◆ **TASK INSTRUCTIONS**
Identify all lines in the listing that include the word "text", and copy them out.

Records excerpted from a collection:

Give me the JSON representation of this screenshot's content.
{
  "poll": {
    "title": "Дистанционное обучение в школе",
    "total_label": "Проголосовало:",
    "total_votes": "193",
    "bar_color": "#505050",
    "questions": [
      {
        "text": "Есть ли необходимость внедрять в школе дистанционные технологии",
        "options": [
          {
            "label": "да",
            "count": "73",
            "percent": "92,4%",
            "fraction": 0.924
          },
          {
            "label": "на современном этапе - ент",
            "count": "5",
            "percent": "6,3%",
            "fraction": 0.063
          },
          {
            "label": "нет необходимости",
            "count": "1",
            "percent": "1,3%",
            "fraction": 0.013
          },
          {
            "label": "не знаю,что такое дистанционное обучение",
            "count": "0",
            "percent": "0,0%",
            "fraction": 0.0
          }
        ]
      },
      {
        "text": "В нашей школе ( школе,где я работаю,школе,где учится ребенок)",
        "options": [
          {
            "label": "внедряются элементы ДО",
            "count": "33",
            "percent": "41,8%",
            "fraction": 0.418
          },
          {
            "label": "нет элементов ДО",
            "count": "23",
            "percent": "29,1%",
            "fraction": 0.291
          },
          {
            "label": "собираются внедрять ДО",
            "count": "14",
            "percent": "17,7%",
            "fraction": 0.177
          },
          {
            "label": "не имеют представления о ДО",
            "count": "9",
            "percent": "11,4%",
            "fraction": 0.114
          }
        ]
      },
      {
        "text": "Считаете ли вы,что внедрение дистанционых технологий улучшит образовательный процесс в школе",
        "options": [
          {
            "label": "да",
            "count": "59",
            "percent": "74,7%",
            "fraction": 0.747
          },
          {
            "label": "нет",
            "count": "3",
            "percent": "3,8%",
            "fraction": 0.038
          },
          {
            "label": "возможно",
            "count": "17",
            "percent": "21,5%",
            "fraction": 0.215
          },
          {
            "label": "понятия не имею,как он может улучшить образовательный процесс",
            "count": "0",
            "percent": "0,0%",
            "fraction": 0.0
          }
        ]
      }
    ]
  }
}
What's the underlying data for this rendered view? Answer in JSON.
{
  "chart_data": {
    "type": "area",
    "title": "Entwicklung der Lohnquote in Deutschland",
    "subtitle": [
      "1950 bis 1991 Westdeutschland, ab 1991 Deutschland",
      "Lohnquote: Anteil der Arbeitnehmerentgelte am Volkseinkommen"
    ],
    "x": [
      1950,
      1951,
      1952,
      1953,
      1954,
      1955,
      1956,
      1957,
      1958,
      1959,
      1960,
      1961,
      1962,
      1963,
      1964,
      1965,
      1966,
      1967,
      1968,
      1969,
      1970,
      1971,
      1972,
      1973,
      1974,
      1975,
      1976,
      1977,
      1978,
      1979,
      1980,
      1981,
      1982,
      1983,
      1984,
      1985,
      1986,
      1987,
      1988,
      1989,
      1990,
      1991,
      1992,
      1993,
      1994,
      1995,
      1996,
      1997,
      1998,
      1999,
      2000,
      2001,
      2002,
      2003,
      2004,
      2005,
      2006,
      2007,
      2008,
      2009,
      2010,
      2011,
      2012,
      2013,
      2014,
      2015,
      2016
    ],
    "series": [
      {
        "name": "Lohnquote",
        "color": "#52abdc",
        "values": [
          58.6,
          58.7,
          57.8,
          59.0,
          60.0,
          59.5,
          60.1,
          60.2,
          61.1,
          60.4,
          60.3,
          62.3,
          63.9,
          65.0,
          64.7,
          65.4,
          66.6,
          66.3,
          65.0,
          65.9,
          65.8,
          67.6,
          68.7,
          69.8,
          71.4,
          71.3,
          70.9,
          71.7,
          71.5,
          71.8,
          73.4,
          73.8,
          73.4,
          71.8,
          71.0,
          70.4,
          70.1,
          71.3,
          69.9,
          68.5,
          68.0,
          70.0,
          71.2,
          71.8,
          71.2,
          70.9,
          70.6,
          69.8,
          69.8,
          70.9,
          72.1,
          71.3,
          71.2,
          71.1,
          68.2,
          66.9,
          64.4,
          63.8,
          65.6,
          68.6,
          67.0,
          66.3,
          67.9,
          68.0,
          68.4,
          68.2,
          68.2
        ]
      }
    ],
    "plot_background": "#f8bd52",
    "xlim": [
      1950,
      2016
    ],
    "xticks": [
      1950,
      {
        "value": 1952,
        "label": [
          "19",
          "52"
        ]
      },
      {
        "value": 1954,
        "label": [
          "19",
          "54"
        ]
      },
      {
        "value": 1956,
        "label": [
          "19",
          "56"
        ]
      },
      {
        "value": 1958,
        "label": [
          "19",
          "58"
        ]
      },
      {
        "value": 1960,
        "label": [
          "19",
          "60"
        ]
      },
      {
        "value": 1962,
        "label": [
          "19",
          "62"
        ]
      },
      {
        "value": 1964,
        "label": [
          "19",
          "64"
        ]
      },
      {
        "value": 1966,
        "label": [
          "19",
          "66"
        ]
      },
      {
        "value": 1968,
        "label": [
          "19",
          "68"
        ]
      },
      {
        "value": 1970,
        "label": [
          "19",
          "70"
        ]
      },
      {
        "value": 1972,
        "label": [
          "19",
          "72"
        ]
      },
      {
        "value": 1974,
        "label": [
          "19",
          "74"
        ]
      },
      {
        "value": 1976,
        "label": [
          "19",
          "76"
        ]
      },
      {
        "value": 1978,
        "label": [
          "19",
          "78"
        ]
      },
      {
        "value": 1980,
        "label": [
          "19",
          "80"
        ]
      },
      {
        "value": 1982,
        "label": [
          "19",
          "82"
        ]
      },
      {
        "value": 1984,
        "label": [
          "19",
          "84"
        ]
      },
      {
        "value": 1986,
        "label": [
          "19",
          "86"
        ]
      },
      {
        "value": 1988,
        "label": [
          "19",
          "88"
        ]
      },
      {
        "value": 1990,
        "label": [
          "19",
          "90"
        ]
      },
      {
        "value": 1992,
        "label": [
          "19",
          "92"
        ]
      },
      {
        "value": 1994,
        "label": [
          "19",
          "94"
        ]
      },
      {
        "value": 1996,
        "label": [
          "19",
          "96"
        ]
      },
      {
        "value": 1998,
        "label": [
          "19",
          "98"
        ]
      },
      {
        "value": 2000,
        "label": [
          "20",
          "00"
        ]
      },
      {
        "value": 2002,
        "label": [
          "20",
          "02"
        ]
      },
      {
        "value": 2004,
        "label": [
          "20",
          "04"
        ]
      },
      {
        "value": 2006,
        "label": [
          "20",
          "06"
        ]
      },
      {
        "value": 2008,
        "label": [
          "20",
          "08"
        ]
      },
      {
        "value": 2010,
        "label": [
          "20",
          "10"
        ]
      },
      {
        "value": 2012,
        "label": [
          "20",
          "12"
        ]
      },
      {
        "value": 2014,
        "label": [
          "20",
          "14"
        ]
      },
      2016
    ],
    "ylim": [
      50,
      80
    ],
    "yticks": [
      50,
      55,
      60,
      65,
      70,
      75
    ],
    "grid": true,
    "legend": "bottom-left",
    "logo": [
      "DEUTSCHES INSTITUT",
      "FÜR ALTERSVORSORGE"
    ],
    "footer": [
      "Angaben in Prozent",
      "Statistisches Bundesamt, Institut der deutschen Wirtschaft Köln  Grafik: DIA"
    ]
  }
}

◆ **FINAL RESULT**
        "text": "Есть ли необходимость внедрять в школе дистанционные технологии",
        "text": "В нашей школе ( школе,где я работаю,школе,где учится ребенок)",
        "text": "Считаете ли вы,что внедрение дистанционых технологий улучшит образовательный процесс в школе",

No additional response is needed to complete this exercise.